* Record set
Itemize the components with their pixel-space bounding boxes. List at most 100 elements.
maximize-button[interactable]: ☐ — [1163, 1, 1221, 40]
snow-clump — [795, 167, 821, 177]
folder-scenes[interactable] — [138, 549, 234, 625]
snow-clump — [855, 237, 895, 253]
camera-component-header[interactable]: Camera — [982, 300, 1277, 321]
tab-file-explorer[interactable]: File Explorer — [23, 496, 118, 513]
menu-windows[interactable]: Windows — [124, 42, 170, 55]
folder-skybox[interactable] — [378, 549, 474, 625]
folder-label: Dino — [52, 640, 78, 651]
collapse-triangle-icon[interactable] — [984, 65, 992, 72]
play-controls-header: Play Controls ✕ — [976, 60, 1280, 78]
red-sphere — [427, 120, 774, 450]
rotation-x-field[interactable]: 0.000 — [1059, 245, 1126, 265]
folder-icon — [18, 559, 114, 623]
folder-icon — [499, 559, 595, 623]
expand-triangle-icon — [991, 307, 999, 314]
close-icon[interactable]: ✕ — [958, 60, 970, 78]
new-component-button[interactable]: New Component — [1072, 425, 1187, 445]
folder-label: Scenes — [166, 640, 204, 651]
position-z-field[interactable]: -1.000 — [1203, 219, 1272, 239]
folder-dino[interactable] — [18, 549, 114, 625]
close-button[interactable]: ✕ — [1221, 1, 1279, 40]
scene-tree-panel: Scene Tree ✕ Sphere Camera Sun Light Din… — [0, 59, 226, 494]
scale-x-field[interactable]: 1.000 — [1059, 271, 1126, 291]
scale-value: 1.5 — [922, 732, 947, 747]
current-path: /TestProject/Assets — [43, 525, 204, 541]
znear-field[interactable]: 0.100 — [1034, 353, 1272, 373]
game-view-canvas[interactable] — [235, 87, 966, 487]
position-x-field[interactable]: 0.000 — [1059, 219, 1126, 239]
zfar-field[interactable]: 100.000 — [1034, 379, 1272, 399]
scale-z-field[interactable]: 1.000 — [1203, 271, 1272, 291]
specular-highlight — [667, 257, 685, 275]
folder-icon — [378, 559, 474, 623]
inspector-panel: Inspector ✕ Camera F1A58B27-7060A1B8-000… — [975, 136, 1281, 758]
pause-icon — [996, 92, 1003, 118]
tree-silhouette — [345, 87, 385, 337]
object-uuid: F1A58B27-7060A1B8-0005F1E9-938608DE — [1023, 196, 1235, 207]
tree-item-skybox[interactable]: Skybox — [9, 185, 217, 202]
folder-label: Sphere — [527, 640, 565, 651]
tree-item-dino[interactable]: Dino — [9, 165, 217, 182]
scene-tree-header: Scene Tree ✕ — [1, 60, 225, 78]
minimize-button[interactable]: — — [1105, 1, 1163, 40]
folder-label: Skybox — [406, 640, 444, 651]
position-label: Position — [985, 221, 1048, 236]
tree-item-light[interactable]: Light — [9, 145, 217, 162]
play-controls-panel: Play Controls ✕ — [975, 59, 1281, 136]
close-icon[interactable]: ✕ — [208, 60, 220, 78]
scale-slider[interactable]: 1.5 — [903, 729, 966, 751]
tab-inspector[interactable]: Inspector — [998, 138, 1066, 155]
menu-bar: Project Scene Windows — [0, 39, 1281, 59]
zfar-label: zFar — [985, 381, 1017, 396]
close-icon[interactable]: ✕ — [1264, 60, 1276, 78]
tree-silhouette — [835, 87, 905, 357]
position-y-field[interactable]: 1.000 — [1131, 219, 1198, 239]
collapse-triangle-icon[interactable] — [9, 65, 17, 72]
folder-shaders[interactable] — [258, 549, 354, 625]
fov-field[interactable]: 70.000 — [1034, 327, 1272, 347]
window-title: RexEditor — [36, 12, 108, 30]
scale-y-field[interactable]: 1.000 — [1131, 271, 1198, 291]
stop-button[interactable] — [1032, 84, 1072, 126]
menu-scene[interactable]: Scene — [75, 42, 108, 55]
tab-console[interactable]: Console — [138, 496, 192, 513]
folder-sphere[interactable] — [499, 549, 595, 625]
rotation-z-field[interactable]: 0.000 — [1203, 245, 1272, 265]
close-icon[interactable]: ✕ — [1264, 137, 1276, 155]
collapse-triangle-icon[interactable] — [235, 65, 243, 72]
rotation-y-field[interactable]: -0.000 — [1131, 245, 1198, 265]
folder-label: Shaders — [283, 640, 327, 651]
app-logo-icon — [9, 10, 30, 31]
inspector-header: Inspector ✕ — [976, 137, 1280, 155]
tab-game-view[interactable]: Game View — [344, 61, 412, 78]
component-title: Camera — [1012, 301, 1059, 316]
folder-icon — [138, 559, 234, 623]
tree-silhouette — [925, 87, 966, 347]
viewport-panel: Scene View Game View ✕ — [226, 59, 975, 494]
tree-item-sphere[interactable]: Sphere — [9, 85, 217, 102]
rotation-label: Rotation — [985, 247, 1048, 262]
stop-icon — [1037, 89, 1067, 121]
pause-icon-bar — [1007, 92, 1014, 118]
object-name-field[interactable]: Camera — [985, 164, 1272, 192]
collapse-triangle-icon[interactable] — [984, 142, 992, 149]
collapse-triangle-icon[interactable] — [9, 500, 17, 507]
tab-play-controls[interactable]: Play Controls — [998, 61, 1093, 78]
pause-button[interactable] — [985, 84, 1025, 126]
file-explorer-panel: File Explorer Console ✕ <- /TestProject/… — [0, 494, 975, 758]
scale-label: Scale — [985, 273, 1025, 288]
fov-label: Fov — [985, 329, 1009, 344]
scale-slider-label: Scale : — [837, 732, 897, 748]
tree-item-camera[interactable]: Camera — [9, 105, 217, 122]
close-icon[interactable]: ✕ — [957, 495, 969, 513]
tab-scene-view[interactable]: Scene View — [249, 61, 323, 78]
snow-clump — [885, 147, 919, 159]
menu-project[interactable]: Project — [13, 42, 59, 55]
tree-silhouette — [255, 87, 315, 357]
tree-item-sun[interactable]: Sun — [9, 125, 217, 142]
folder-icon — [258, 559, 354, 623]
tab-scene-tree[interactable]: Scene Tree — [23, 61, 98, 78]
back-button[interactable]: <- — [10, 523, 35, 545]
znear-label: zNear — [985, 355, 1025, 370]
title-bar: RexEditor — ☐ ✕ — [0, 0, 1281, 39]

* Problem details
Copy all of the data above word for word, keeping every line in the same order.

* Output below
Itemize the components with their pixel-space bounding boxes. List at most 100 elements.
maximize-button[interactable]: ☐ — [1163, 1, 1221, 40]
snow-clump — [795, 167, 821, 177]
folder-scenes[interactable] — [138, 549, 234, 625]
snow-clump — [855, 237, 895, 253]
camera-component-header[interactable]: Camera — [982, 300, 1277, 321]
tab-file-explorer[interactable]: File Explorer — [23, 496, 118, 513]
menu-windows[interactable]: Windows — [124, 42, 170, 55]
folder-skybox[interactable] — [378, 549, 474, 625]
folder-label: Dino — [52, 640, 78, 651]
collapse-triangle-icon[interactable] — [984, 65, 992, 72]
play-controls-header: Play Controls ✕ — [976, 60, 1280, 78]
red-sphere — [427, 120, 774, 450]
rotation-x-field[interactable]: 0.000 — [1059, 245, 1126, 265]
folder-icon — [18, 559, 114, 623]
folder-icon — [499, 559, 595, 623]
expand-triangle-icon — [991, 307, 999, 314]
close-icon[interactable]: ✕ — [958, 60, 970, 78]
new-component-button[interactable]: New Component — [1072, 425, 1187, 445]
folder-label: Scenes — [166, 640, 204, 651]
position-z-field[interactable]: -1.000 — [1203, 219, 1272, 239]
folder-dino[interactable] — [18, 549, 114, 625]
close-button[interactable]: ✕ — [1221, 1, 1279, 40]
scene-tree-panel: Scene Tree ✕ Sphere Camera Sun Light Din… — [0, 59, 226, 494]
scale-x-field[interactable]: 1.000 — [1059, 271, 1126, 291]
scale-value: 1.5 — [922, 732, 947, 747]
current-path: /TestProject/Assets — [43, 525, 204, 541]
znear-field[interactable]: 0.100 — [1034, 353, 1272, 373]
game-view-canvas[interactable] — [235, 87, 966, 487]
position-x-field[interactable]: 0.000 — [1059, 219, 1126, 239]
zfar-field[interactable]: 100.000 — [1034, 379, 1272, 399]
scale-z-field[interactable]: 1.000 — [1203, 271, 1272, 291]
specular-highlight — [667, 257, 685, 275]
folder-icon — [378, 559, 474, 623]
inspector-panel: Inspector ✕ Camera F1A58B27-7060A1B8-000… — [975, 136, 1281, 758]
pause-icon — [996, 92, 1003, 118]
tree-silhouette — [345, 87, 385, 337]
object-uuid: F1A58B27-7060A1B8-0005F1E9-938608DE — [1023, 196, 1235, 207]
tree-item-skybox[interactable]: Skybox — [9, 185, 217, 202]
folder-label: Sphere — [527, 640, 565, 651]
tree-item-dino[interactable]: Dino — [9, 165, 217, 182]
scene-tree-header: Scene Tree ✕ — [1, 60, 225, 78]
minimize-button[interactable]: — — [1105, 1, 1163, 40]
folder-label: Skybox — [406, 640, 444, 651]
position-label: Position — [985, 221, 1048, 236]
tree-item-light[interactable]: Light — [9, 145, 217, 162]
play-controls-panel: Play Controls ✕ — [975, 59, 1281, 136]
close-icon[interactable]: ✕ — [208, 60, 220, 78]
scale-slider[interactable]: 1.5 — [903, 729, 966, 751]
tab-inspector[interactable]: Inspector — [998, 138, 1066, 155]
menu-bar: Project Scene Windows — [0, 39, 1281, 59]
zfar-label: zFar — [985, 381, 1017, 396]
close-icon[interactable]: ✕ — [1264, 60, 1276, 78]
tree-silhouette — [835, 87, 905, 357]
position-y-field[interactable]: 1.000 — [1131, 219, 1198, 239]
collapse-triangle-icon[interactable] — [9, 65, 17, 72]
folder-shaders[interactable] — [258, 549, 354, 625]
fov-field[interactable]: 70.000 — [1034, 327, 1272, 347]
window-title: RexEditor — [36, 12, 108, 30]
scale-y-field[interactable]: 1.000 — [1131, 271, 1198, 291]
stop-button[interactable] — [1032, 84, 1072, 126]
menu-scene[interactable]: Scene — [75, 42, 108, 55]
tab-console[interactable]: Console — [138, 496, 192, 513]
folder-sphere[interactable] — [499, 549, 595, 625]
rotation-z-field[interactable]: 0.000 — [1203, 245, 1272, 265]
close-icon[interactable]: ✕ — [1264, 137, 1276, 155]
collapse-triangle-icon[interactable] — [235, 65, 243, 72]
rotation-y-field[interactable]: -0.000 — [1131, 245, 1198, 265]
folder-label: Shaders — [283, 640, 327, 651]
app-logo-icon — [9, 10, 30, 31]
inspector-header: Inspector ✕ — [976, 137, 1280, 155]
tab-game-view[interactable]: Game View — [344, 61, 412, 78]
component-title: Camera — [1012, 301, 1059, 316]
folder-icon — [138, 559, 234, 623]
tree-silhouette — [925, 87, 966, 347]
viewport-panel: Scene View Game View ✕ — [226, 59, 975, 494]
tree-item-sphere[interactable]: Sphere — [9, 85, 217, 102]
rotation-label: Rotation — [985, 247, 1048, 262]
stop-icon — [1037, 89, 1067, 121]
pause-icon-bar — [1007, 92, 1014, 118]
object-name-field[interactable]: Camera — [985, 164, 1272, 192]
collapse-triangle-icon[interactable] — [984, 142, 992, 149]
collapse-triangle-icon[interactable] — [9, 500, 17, 507]
tab-play-controls[interactable]: Play Controls — [998, 61, 1093, 78]
pause-button[interactable] — [985, 84, 1025, 126]
file-explorer-panel: File Explorer Console ✕ <- /TestProject/… — [0, 494, 975, 758]
scale-label: Scale — [985, 273, 1025, 288]
fov-label: Fov — [985, 329, 1009, 344]
scale-slider-label: Scale : — [837, 732, 897, 748]
tree-item-camera[interactable]: Camera — [9, 105, 217, 122]
close-icon[interactable]: ✕ — [957, 495, 969, 513]
tab-scene-view[interactable]: Scene View — [249, 61, 323, 78]
snow-clump — [885, 147, 919, 159]
menu-project[interactable]: Project — [13, 42, 59, 55]
tree-silhouette — [255, 87, 315, 357]
tree-item-sun[interactable]: Sun — [9, 125, 217, 142]
folder-icon — [258, 559, 354, 623]
tab-scene-tree[interactable]: Scene Tree — [23, 61, 98, 78]
back-button[interactable]: <- — [10, 523, 35, 545]
znear-label: zNear — [985, 355, 1025, 370]
title-bar: RexEditor — ☐ ✕ — [0, 0, 1281, 39]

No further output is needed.